____ Material

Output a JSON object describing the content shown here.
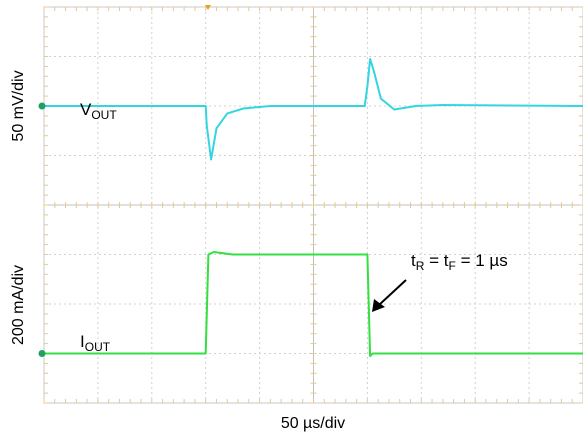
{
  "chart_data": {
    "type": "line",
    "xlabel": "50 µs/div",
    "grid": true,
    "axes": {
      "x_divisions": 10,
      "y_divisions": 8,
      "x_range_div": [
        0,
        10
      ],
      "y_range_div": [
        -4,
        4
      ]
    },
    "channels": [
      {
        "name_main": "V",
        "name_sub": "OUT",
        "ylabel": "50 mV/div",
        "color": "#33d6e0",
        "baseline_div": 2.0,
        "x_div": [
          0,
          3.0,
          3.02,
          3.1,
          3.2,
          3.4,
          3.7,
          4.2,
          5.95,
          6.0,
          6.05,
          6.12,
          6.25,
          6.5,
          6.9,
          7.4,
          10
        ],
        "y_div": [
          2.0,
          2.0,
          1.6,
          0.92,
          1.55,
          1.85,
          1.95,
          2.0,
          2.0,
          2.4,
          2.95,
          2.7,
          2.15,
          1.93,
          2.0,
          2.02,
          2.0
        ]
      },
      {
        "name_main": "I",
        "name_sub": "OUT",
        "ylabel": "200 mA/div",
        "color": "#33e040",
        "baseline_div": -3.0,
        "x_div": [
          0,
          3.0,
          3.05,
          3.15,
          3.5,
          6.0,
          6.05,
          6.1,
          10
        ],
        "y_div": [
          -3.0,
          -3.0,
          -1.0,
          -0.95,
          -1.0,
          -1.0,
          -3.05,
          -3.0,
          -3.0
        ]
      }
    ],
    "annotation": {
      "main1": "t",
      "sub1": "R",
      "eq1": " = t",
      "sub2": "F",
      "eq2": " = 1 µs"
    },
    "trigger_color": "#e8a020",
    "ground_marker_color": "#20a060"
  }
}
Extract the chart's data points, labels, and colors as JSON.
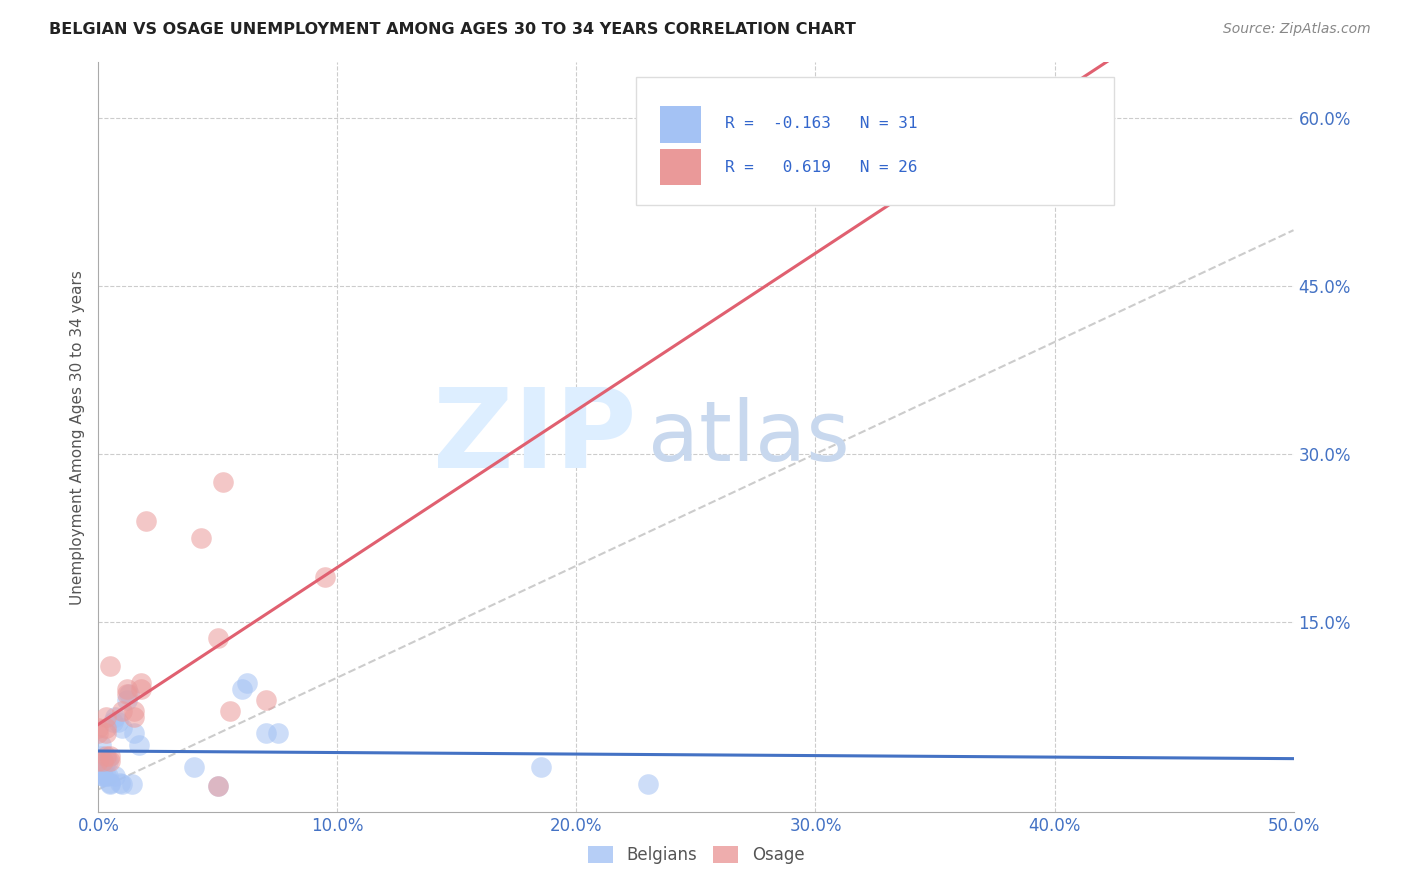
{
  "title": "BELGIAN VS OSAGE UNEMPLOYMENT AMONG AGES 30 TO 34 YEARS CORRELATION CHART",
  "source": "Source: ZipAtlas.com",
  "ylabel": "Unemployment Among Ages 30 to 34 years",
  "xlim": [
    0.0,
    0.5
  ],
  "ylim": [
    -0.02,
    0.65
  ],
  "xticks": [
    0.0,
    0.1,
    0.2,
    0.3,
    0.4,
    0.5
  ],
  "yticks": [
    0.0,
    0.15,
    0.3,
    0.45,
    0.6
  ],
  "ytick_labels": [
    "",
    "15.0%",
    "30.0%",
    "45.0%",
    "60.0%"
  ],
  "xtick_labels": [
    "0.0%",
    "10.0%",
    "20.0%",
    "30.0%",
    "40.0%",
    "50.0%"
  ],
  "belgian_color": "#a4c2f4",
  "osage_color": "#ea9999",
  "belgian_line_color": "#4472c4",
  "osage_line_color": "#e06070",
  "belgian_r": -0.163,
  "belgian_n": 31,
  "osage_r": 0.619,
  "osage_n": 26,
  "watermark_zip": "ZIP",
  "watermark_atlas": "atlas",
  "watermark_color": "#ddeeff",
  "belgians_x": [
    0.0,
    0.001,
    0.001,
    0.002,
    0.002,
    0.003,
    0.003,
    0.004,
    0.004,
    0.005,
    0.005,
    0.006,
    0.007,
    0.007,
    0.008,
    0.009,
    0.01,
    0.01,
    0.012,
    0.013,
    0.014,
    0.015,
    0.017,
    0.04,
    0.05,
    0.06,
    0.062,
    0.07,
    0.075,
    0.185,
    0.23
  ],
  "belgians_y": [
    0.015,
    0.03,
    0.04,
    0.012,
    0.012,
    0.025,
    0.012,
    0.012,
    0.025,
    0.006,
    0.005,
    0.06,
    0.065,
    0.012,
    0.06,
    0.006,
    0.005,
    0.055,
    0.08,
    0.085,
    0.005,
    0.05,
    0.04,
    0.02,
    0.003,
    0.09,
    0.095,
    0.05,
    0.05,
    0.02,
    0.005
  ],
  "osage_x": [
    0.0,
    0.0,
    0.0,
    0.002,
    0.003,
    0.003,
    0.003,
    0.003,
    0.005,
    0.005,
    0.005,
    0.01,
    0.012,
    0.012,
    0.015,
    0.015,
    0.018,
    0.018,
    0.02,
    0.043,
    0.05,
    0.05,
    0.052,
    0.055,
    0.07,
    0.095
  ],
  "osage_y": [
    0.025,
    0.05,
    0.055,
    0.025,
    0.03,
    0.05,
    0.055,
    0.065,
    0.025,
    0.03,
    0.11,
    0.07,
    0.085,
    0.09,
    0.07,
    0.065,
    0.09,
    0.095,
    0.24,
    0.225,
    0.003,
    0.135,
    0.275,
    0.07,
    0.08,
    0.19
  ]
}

________

-- Given problem --
Without including the pictures, reproduce all entries exactly.

-- Finished answer --
Output a JSON object describing the content shown here.
{
  "chart_data": {
    "type": "line",
    "xlabel": "50 µs/div",
    "grid": true,
    "axes": {
      "x_divisions": 10,
      "y_divisions": 8,
      "x_range_div": [
        0,
        10
      ],
      "y_range_div": [
        -4,
        4
      ]
    },
    "channels": [
      {
        "name_main": "V",
        "name_sub": "OUT",
        "ylabel": "50 mV/div",
        "color": "#33d6e0",
        "baseline_div": 2.0,
        "x_div": [
          0,
          3.0,
          3.02,
          3.1,
          3.2,
          3.4,
          3.7,
          4.2,
          5.95,
          6.0,
          6.05,
          6.12,
          6.25,
          6.5,
          6.9,
          7.4,
          10
        ],
        "y_div": [
          2.0,
          2.0,
          1.6,
          0.92,
          1.55,
          1.85,
          1.95,
          2.0,
          2.0,
          2.4,
          2.95,
          2.7,
          2.15,
          1.93,
          2.0,
          2.02,
          2.0
        ]
      },
      {
        "name_main": "I",
        "name_sub": "OUT",
        "ylabel": "200 mA/div",
        "color": "#33e040",
        "baseline_div": -3.0,
        "x_div": [
          0,
          3.0,
          3.05,
          3.15,
          3.5,
          6.0,
          6.05,
          6.1,
          10
        ],
        "y_div": [
          -3.0,
          -3.0,
          -1.0,
          -0.95,
          -1.0,
          -1.0,
          -3.05,
          -3.0,
          -3.0
        ]
      }
    ],
    "annotation": {
      "main1": "t",
      "sub1": "R",
      "eq1": " = t",
      "sub2": "F",
      "eq2": " = 1 µs"
    },
    "trigger_color": "#e8a020",
    "ground_marker_color": "#20a060"
  }
}
Extract the chart's data points, labels, and colors as JSON.
{
  "title": "BELGIAN VS OSAGE UNEMPLOYMENT AMONG AGES 30 TO 34 YEARS CORRELATION CHART",
  "source": "Source: ZipAtlas.com",
  "ylabel": "Unemployment Among Ages 30 to 34 years",
  "xlim": [
    0.0,
    0.5
  ],
  "ylim": [
    -0.02,
    0.65
  ],
  "xticks": [
    0.0,
    0.1,
    0.2,
    0.3,
    0.4,
    0.5
  ],
  "yticks": [
    0.0,
    0.15,
    0.3,
    0.45,
    0.6
  ],
  "ytick_labels": [
    "",
    "15.0%",
    "30.0%",
    "45.0%",
    "60.0%"
  ],
  "xtick_labels": [
    "0.0%",
    "10.0%",
    "20.0%",
    "30.0%",
    "40.0%",
    "50.0%"
  ],
  "belgian_color": "#a4c2f4",
  "osage_color": "#ea9999",
  "belgian_line_color": "#4472c4",
  "osage_line_color": "#e06070",
  "belgian_r": -0.163,
  "belgian_n": 31,
  "osage_r": 0.619,
  "osage_n": 26,
  "watermark_zip": "ZIP",
  "watermark_atlas": "atlas",
  "watermark_color": "#ddeeff",
  "belgians_x": [
    0.0,
    0.001,
    0.001,
    0.002,
    0.002,
    0.003,
    0.003,
    0.004,
    0.004,
    0.005,
    0.005,
    0.006,
    0.007,
    0.007,
    0.008,
    0.009,
    0.01,
    0.01,
    0.012,
    0.013,
    0.014,
    0.015,
    0.017,
    0.04,
    0.05,
    0.06,
    0.062,
    0.07,
    0.075,
    0.185,
    0.23
  ],
  "belgians_y": [
    0.015,
    0.03,
    0.04,
    0.012,
    0.012,
    0.025,
    0.012,
    0.012,
    0.025,
    0.006,
    0.005,
    0.06,
    0.065,
    0.012,
    0.06,
    0.006,
    0.005,
    0.055,
    0.08,
    0.085,
    0.005,
    0.05,
    0.04,
    0.02,
    0.003,
    0.09,
    0.095,
    0.05,
    0.05,
    0.02,
    0.005
  ],
  "osage_x": [
    0.0,
    0.0,
    0.0,
    0.002,
    0.003,
    0.003,
    0.003,
    0.003,
    0.005,
    0.005,
    0.005,
    0.01,
    0.012,
    0.012,
    0.015,
    0.015,
    0.018,
    0.018,
    0.02,
    0.043,
    0.05,
    0.05,
    0.052,
    0.055,
    0.07,
    0.095
  ],
  "osage_y": [
    0.025,
    0.05,
    0.055,
    0.025,
    0.03,
    0.05,
    0.055,
    0.065,
    0.025,
    0.03,
    0.11,
    0.07,
    0.085,
    0.09,
    0.07,
    0.065,
    0.09,
    0.095,
    0.24,
    0.225,
    0.003,
    0.135,
    0.275,
    0.07,
    0.08,
    0.19
  ]
}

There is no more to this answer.